## TASK INSTRUCTIONS
Check each line below for the word "this" and give the number of lines that have it, nothing more.

START EXTRACTED ENTRIES

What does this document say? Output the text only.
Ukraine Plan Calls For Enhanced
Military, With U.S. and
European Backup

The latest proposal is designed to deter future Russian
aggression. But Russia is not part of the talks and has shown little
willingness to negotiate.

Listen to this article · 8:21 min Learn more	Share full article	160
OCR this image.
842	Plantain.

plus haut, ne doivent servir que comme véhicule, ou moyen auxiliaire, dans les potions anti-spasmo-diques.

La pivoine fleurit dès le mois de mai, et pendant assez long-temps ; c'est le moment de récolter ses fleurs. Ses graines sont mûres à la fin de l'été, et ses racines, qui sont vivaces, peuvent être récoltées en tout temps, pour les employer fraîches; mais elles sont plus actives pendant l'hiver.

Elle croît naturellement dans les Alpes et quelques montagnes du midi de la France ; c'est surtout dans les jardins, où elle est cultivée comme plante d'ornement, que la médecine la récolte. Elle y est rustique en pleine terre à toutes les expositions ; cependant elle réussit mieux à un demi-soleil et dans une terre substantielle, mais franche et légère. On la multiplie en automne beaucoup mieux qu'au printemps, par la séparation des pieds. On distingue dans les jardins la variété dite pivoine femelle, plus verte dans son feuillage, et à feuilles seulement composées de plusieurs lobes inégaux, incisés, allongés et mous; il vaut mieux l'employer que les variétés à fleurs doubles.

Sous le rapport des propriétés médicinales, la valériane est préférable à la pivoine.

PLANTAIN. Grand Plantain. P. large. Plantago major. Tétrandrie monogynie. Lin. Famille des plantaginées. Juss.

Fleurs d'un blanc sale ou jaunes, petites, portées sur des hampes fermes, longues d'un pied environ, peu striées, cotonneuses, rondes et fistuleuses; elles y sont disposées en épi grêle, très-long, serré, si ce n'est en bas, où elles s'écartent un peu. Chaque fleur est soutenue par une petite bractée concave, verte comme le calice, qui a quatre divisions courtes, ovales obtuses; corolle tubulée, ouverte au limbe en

END EXTRACTED ENTRIES

## TASK RESPONSE
3